TO BE DONE - Reproduce every record below exactly as written, but leave out any pictures.
** Start **
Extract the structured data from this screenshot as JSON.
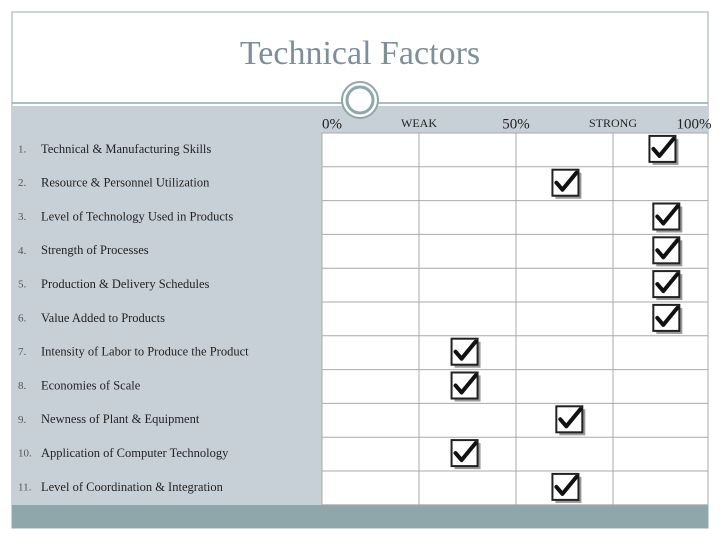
{
  "title": "Technical Factors",
  "scale": {
    "ticks": [
      {
        "value": 0,
        "label": "0%"
      },
      {
        "value": 25,
        "label": "WEAK"
      },
      {
        "value": 50,
        "label": "50%"
      },
      {
        "value": 75,
        "label": "STRONG"
      },
      {
        "value": 100,
        "label": "100%"
      }
    ]
  },
  "rows": [
    {
      "number": "1.",
      "label": "Technical & Manufacturing Skills",
      "rating": 88
    },
    {
      "number": "2.",
      "label": "Resource & Personnel Utilization",
      "rating": 63
    },
    {
      "number": "3.",
      "label": "Level of Technology Used in Products",
      "rating": 89
    },
    {
      "number": "4.",
      "label": "Strength of Processes",
      "rating": 89
    },
    {
      "number": "5.",
      "label": "Production & Delivery Schedules",
      "rating": 89
    },
    {
      "number": "6.",
      "label": "Value Added to Products",
      "rating": 89
    },
    {
      "number": "7.",
      "label": "Intensity of Labor to Produce the Product",
      "rating": 37
    },
    {
      "number": "8.",
      "label": "Economies of Scale",
      "rating": 37
    },
    {
      "number": "9.",
      "label": "Newness of Plant & Equipment",
      "rating": 64
    },
    {
      "number": "10.",
      "label": "Application of Computer Technology",
      "rating": 37
    },
    {
      "number": "11.",
      "label": "Level of Coordination & Integration",
      "rating": 63
    }
  ]
}
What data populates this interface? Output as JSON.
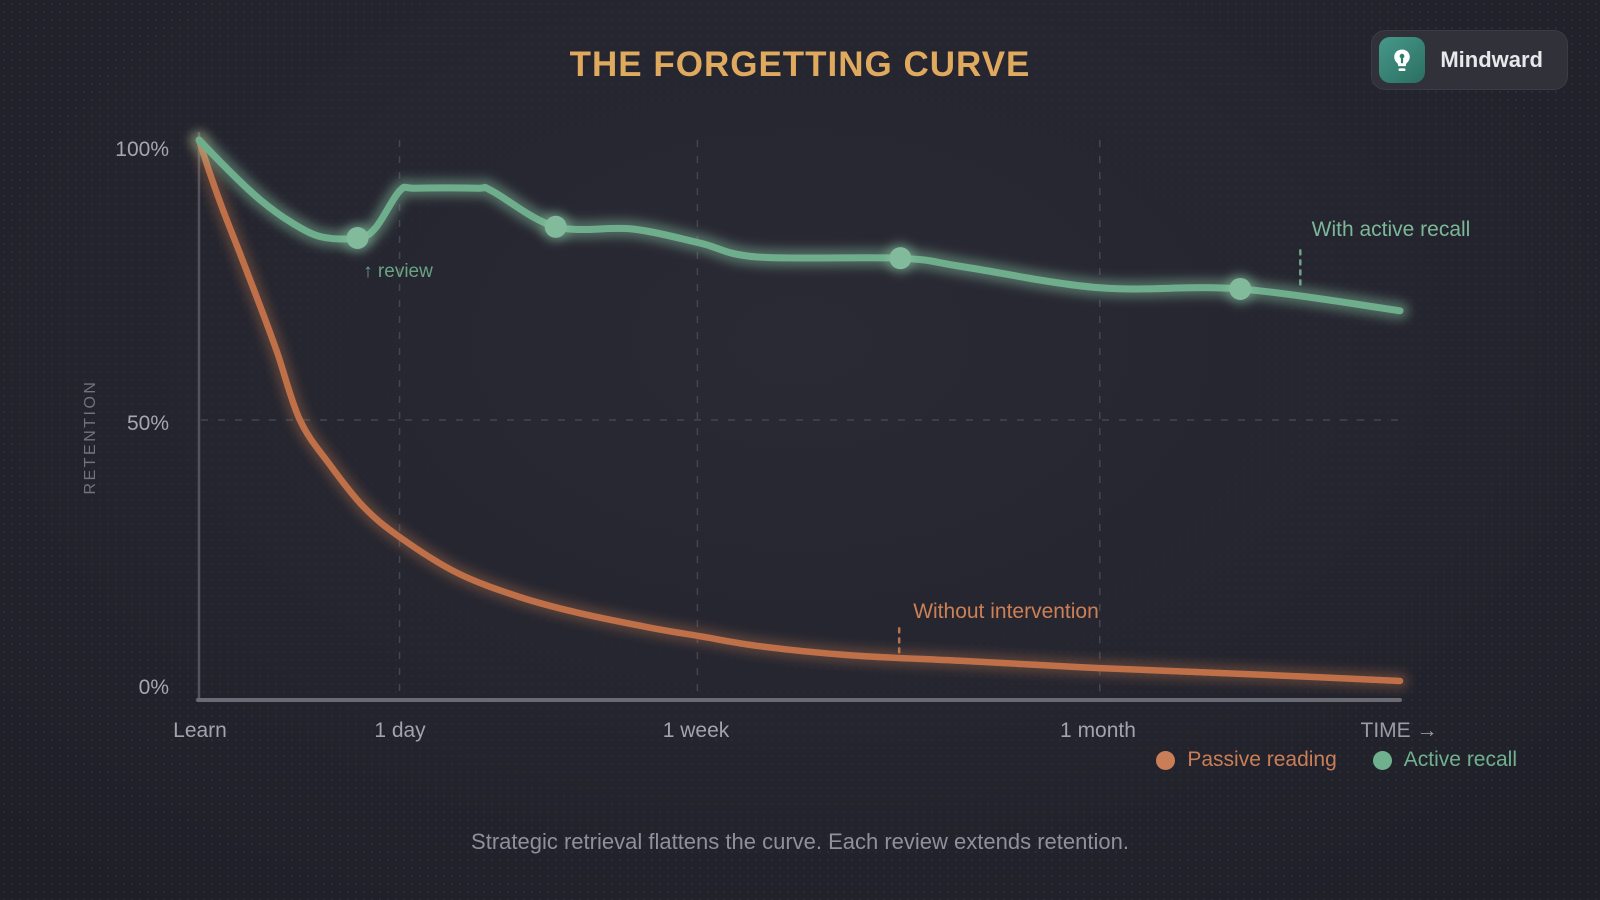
{
  "header": {
    "title": "THE FORGETTING CURVE"
  },
  "badge": {
    "label": "Mindward",
    "icon": "lightbulb-icon"
  },
  "footer": {
    "caption": "Strategic retrieval flattens the curve. Each review extends retention."
  },
  "colors": {
    "background": "#25252f",
    "title_gold": "#dfa95e",
    "axis_line": "#6a6a74",
    "grid_line": "#45454f",
    "tick_text": "#a3a3ae",
    "passive_orange": "#bf7049",
    "active_green": "#6fae8c",
    "marker_green": "#82bb9b"
  },
  "chart_data": {
    "type": "line",
    "title": "THE FORGETTING CURVE",
    "xlabel": "TIME →",
    "ylabel": "RETENTION",
    "xlim": [
      0,
      100
    ],
    "ylim": [
      0,
      100
    ],
    "grid": {
      "vertical_x": [
        16.7,
        41.5,
        75.0
      ],
      "horizontal_pct": [
        50
      ]
    },
    "x_ticks": [
      {
        "pos": 0,
        "label": "Learn"
      },
      {
        "pos": 16.7,
        "label": "1 day"
      },
      {
        "pos": 41.5,
        "label": "1 week"
      },
      {
        "pos": 75.0,
        "label": "1 month"
      }
    ],
    "x_end_label": "TIME →",
    "y_ticks": [
      {
        "pct": 100,
        "label": "100%"
      },
      {
        "pct": 50,
        "label": "50%"
      },
      {
        "pct": 0,
        "label": "0%"
      }
    ],
    "axis": {
      "line_color": "#6a6a74",
      "vertical_color": "#53535e",
      "grid_color": "#45454f"
    },
    "series": [
      {
        "name": "Passive reading",
        "color": "#bf7049",
        "glow": "rgba(200,125,80,0.30)",
        "width": 6.5,
        "points": [
          [
            0,
            100
          ],
          [
            0.9,
            94.1
          ],
          [
            2,
            87.5
          ],
          [
            3.4,
            79.8
          ],
          [
            4.8,
            72
          ],
          [
            6.5,
            62.1
          ],
          [
            8.4,
            50
          ],
          [
            10.9,
            42
          ],
          [
            13.7,
            34.5
          ],
          [
            16.7,
            29.1
          ],
          [
            21.5,
            22.7
          ],
          [
            26.7,
            18.4
          ],
          [
            31.7,
            15.5
          ],
          [
            37.6,
            12.9
          ],
          [
            41.7,
            11.4
          ],
          [
            46.7,
            9.6
          ],
          [
            54.2,
            8
          ],
          [
            63.4,
            7
          ],
          [
            75,
            5.7
          ],
          [
            87.5,
            4.6
          ],
          [
            100,
            3.4
          ]
        ]
      },
      {
        "name": "Active recall",
        "color": "#6fae8c",
        "glow": "rgba(143,207,171,0.40)",
        "width": 7,
        "points": [
          [
            0,
            100
          ],
          [
            2.6,
            94.3
          ],
          [
            5.1,
            89.3
          ],
          [
            7.6,
            85.4
          ],
          [
            10.2,
            82.7
          ],
          [
            13.2,
            82.5
          ],
          [
            14.7,
            84.3
          ],
          [
            16.7,
            90.9
          ],
          [
            18,
            91.4
          ],
          [
            23.2,
            91.4
          ],
          [
            24.4,
            90.9
          ],
          [
            29.7,
            84.5
          ],
          [
            36.1,
            84.1
          ],
          [
            41.7,
            81.6
          ],
          [
            46.5,
            79.1
          ],
          [
            58.4,
            78.9
          ],
          [
            63.8,
            77.3
          ],
          [
            75,
            73.6
          ],
          [
            86.7,
            73.4
          ],
          [
            100,
            69.5
          ]
        ],
        "markers": [
          [
            13.2,
            82.5
          ],
          [
            29.7,
            84.5
          ],
          [
            58.4,
            78.9
          ],
          [
            86.7,
            73.4
          ]
        ],
        "marker_color": "#82bb9b",
        "marker_radius": 11
      }
    ],
    "annotations": [
      {
        "id": "review",
        "text": "↑ review",
        "color": "#68a384"
      },
      {
        "id": "with-active-recall",
        "text": "With active recall",
        "color": "#7cb898",
        "connector": {
          "x": 91.7,
          "from_pct": 80.3,
          "to_pct": 74.2
        }
      },
      {
        "id": "without-intervention",
        "text": "Without intervention",
        "color": "#cd8055",
        "connector": {
          "x": 58.3,
          "from_pct": 12.8,
          "to_pct": 8.1
        }
      }
    ],
    "legend": {
      "position": "bottom-right",
      "items": [
        {
          "label": "Passive reading",
          "color": "#c97e57"
        },
        {
          "label": "Active recall",
          "color": "#6fb18e"
        }
      ]
    }
  }
}
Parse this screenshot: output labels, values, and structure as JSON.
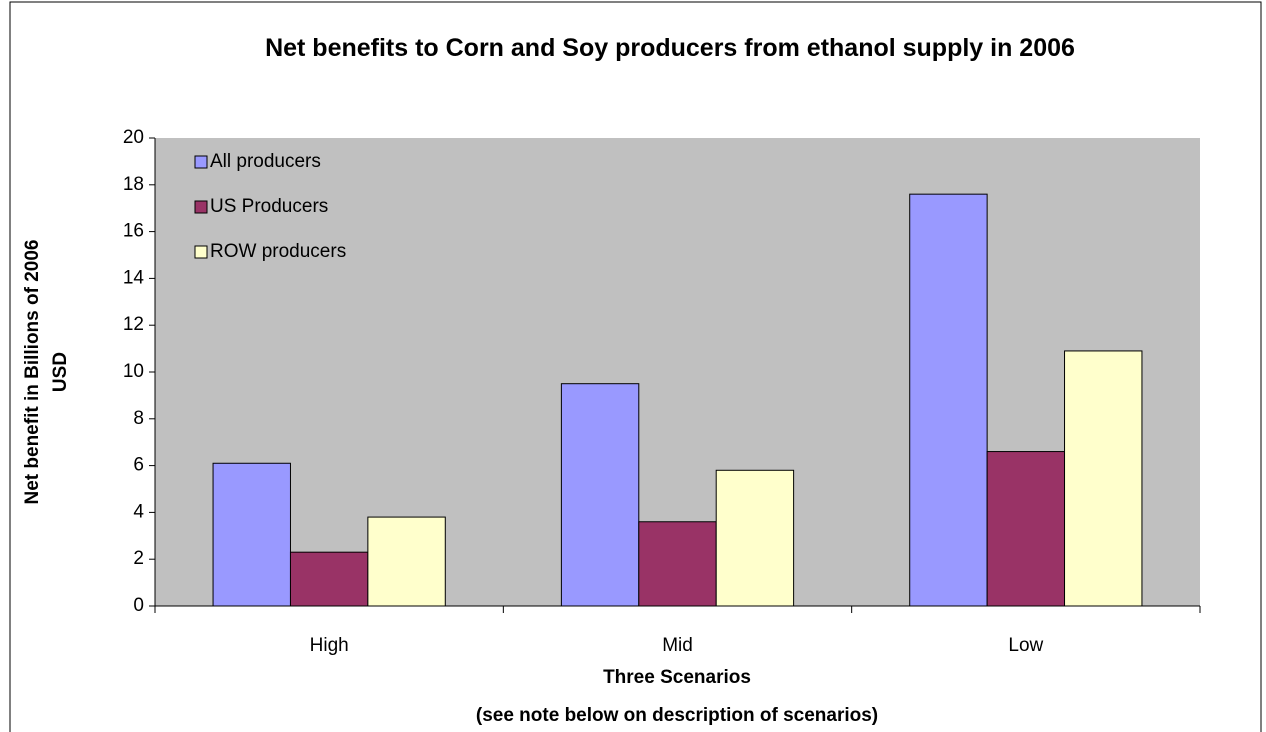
{
  "chart_data": {
    "type": "bar",
    "title": "Net benefits to Corn and Soy producers from ethanol supply in 2006",
    "y_label": "Net benefit in Billions of 2006 USD",
    "x_label": "Three Scenarios",
    "x_note": "(see note below on description of scenarios)",
    "categories": [
      "High",
      "Mid",
      "Low"
    ],
    "series": [
      {
        "name": "All producers",
        "color": "#9999ff",
        "values": [
          6.1,
          9.5,
          17.6
        ]
      },
      {
        "name": "US Producers",
        "color": "#993366",
        "values": [
          2.3,
          3.6,
          6.6
        ]
      },
      {
        "name": "ROW producers",
        "color": "#ffffcc",
        "values": [
          3.8,
          5.8,
          10.9
        ]
      }
    ],
    "ylim": [
      0,
      20
    ],
    "yticks": [
      0,
      2,
      4,
      6,
      8,
      10,
      12,
      14,
      16,
      18,
      20
    ],
    "legend": "top-left",
    "plot_background": "#c0c0c0"
  }
}
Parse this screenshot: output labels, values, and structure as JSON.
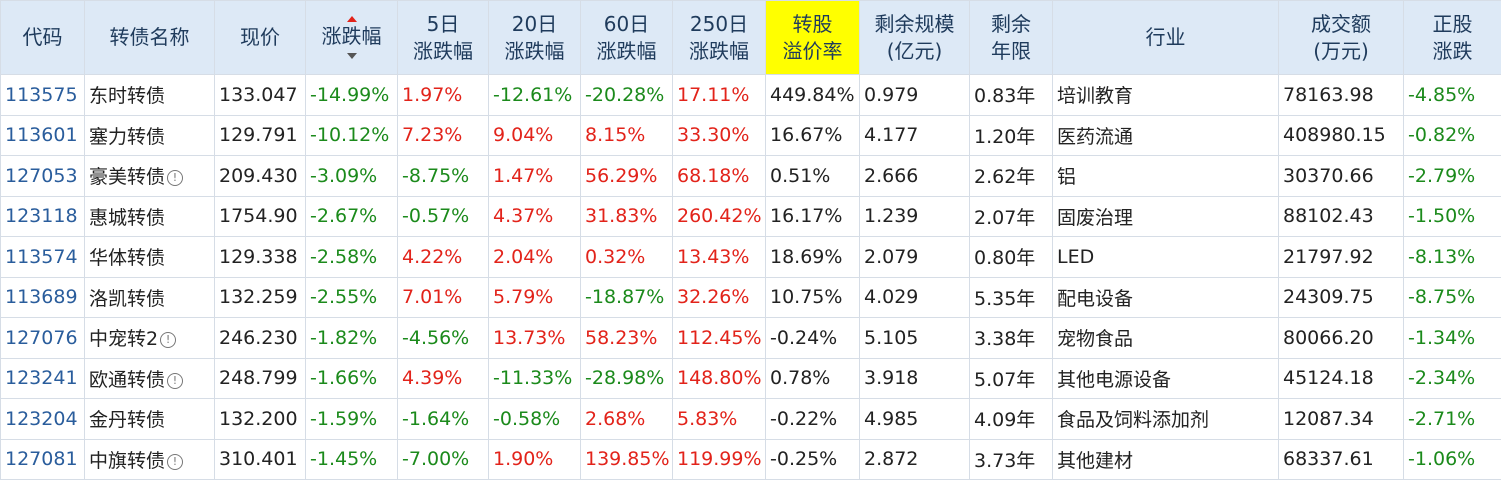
** End **
EXERCISE SOLUTION -
Extract the structured data from this screenshot as JSON.
{
  "title": "Technical Factors",
  "scale": {
    "ticks": [
      {
        "value": 0,
        "label": "0%"
      },
      {
        "value": 25,
        "label": "WEAK"
      },
      {
        "value": 50,
        "label": "50%"
      },
      {
        "value": 75,
        "label": "STRONG"
      },
      {
        "value": 100,
        "label": "100%"
      }
    ]
  },
  "rows": [
    {
      "number": "1.",
      "label": "Technical & Manufacturing Skills",
      "rating": 88
    },
    {
      "number": "2.",
      "label": "Resource & Personnel Utilization",
      "rating": 63
    },
    {
      "number": "3.",
      "label": "Level of Technology Used in Products",
      "rating": 89
    },
    {
      "number": "4.",
      "label": "Strength of Processes",
      "rating": 89
    },
    {
      "number": "5.",
      "label": "Production & Delivery Schedules",
      "rating": 89
    },
    {
      "number": "6.",
      "label": "Value Added to Products",
      "rating": 89
    },
    {
      "number": "7.",
      "label": "Intensity of Labor to Produce the Product",
      "rating": 37
    },
    {
      "number": "8.",
      "label": "Economies of Scale",
      "rating": 37
    },
    {
      "number": "9.",
      "label": "Newness of Plant & Equipment",
      "rating": 64
    },
    {
      "number": "10.",
      "label": "Application of Computer Technology",
      "rating": 37
    },
    {
      "number": "11.",
      "label": "Level of Coordination & Integration",
      "rating": 63
    }
  ]
}
What data populates this interface? Output as JSON.
{
  "header": {
    "title": "THE FORGETTING CURVE"
  },
  "badge": {
    "label": "Mindward",
    "icon": "lightbulb-icon"
  },
  "footer": {
    "caption": "Strategic retrieval flattens the curve. Each review extends retention."
  },
  "colors": {
    "background": "#25252f",
    "title_gold": "#dfa95e",
    "axis_line": "#6a6a74",
    "grid_line": "#45454f",
    "tick_text": "#a3a3ae",
    "passive_orange": "#bf7049",
    "active_green": "#6fae8c",
    "marker_green": "#82bb9b"
  },
  "chart_data": {
    "type": "line",
    "title": "THE FORGETTING CURVE",
    "xlabel": "TIME →",
    "ylabel": "RETENTION",
    "xlim": [
      0,
      100
    ],
    "ylim": [
      0,
      100
    ],
    "grid": {
      "vertical_x": [
        16.7,
        41.5,
        75.0
      ],
      "horizontal_pct": [
        50
      ]
    },
    "x_ticks": [
      {
        "pos": 0,
        "label": "Learn"
      },
      {
        "pos": 16.7,
        "label": "1 day"
      },
      {
        "pos": 41.5,
        "label": "1 week"
      },
      {
        "pos": 75.0,
        "label": "1 month"
      }
    ],
    "x_end_label": "TIME →",
    "y_ticks": [
      {
        "pct": 100,
        "label": "100%"
      },
      {
        "pct": 50,
        "label": "50%"
      },
      {
        "pct": 0,
        "label": "0%"
      }
    ],
    "axis": {
      "line_color": "#6a6a74",
      "vertical_color": "#53535e",
      "grid_color": "#45454f"
    },
    "series": [
      {
        "name": "Passive reading",
        "color": "#bf7049",
        "glow": "rgba(200,125,80,0.30)",
        "width": 6.5,
        "points": [
          [
            0,
            100
          ],
          [
            0.9,
            94.1
          ],
          [
            2,
            87.5
          ],
          [
            3.4,
            79.8
          ],
          [
            4.8,
            72
          ],
          [
            6.5,
            62.1
          ],
          [
            8.4,
            50
          ],
          [
            10.9,
            42
          ],
          [
            13.7,
            34.5
          ],
          [
            16.7,
            29.1
          ],
          [
            21.5,
            22.7
          ],
          [
            26.7,
            18.4
          ],
          [
            31.7,
            15.5
          ],
          [
            37.6,
            12.9
          ],
          [
            41.7,
            11.4
          ],
          [
            46.7,
            9.6
          ],
          [
            54.2,
            8
          ],
          [
            63.4,
            7
          ],
          [
            75,
            5.7
          ],
          [
            87.5,
            4.6
          ],
          [
            100,
            3.4
          ]
        ]
      },
      {
        "name": "Active recall",
        "color": "#6fae8c",
        "glow": "rgba(143,207,171,0.40)",
        "width": 7,
        "points": [
          [
            0,
            100
          ],
          [
            2.6,
            94.3
          ],
          [
            5.1,
            89.3
          ],
          [
            7.6,
            85.4
          ],
          [
            10.2,
            82.7
          ],
          [
            13.2,
            82.5
          ],
          [
            14.7,
            84.3
          ],
          [
            16.7,
            90.9
          ],
          [
            18,
            91.4
          ],
          [
            23.2,
            91.4
          ],
          [
            24.4,
            90.9
          ],
          [
            29.7,
            84.5
          ],
          [
            36.1,
            84.1
          ],
          [
            41.7,
            81.6
          ],
          [
            46.5,
            79.1
          ],
          [
            58.4,
            78.9
          ],
          [
            63.8,
            77.3
          ],
          [
            75,
            73.6
          ],
          [
            86.7,
            73.4
          ],
          [
            100,
            69.5
          ]
        ],
        "markers": [
          [
            13.2,
            82.5
          ],
          [
            29.7,
            84.5
          ],
          [
            58.4,
            78.9
          ],
          [
            86.7,
            73.4
          ]
        ],
        "marker_color": "#82bb9b",
        "marker_radius": 11
      }
    ],
    "annotations": [
      {
        "id": "review",
        "text": "↑ review",
        "color": "#68a384"
      },
      {
        "id": "with-active-recall",
        "text": "With active recall",
        "color": "#7cb898",
        "connector": {
          "x": 91.7,
          "from_pct": 80.3,
          "to_pct": 74.2
        }
      },
      {
        "id": "without-intervention",
        "text": "Without intervention",
        "color": "#cd8055",
        "connector": {
          "x": 58.3,
          "from_pct": 12.8,
          "to_pct": 8.1
        }
      }
    ],
    "legend": {
      "position": "bottom-right",
      "items": [
        {
          "label": "Passive reading",
          "color": "#c97e57"
        },
        {
          "label": "Active recall",
          "color": "#6fb18e"
        }
      ]
    }
  }
}
Parse this screenshot: output labels, values, and structure as JSON.
{
  "chart_data": {
    "type": "bar",
    "title": "Net benefits to Corn and Soy producers from ethanol supply in 2006",
    "y_label": "Net benefit in Billions of 2006 USD",
    "x_label": "Three Scenarios",
    "x_note": "(see note below on description of scenarios)",
    "categories": [
      "High",
      "Mid",
      "Low"
    ],
    "series": [
      {
        "name": "All producers",
        "color": "#9999ff",
        "values": [
          6.1,
          9.5,
          17.6
        ]
      },
      {
        "name": "US Producers",
        "color": "#993366",
        "values": [
          2.3,
          3.6,
          6.6
        ]
      },
      {
        "name": "ROW producers",
        "color": "#ffffcc",
        "values": [
          3.8,
          5.8,
          10.9
        ]
      }
    ],
    "ylim": [
      0,
      20
    ],
    "yticks": [
      0,
      2,
      4,
      6,
      8,
      10,
      12,
      14,
      16,
      18,
      20
    ],
    "legend": "top-left",
    "plot_background": "#c0c0c0"
  }
}
Parse this screenshot: output labels, values, and structure as JSON.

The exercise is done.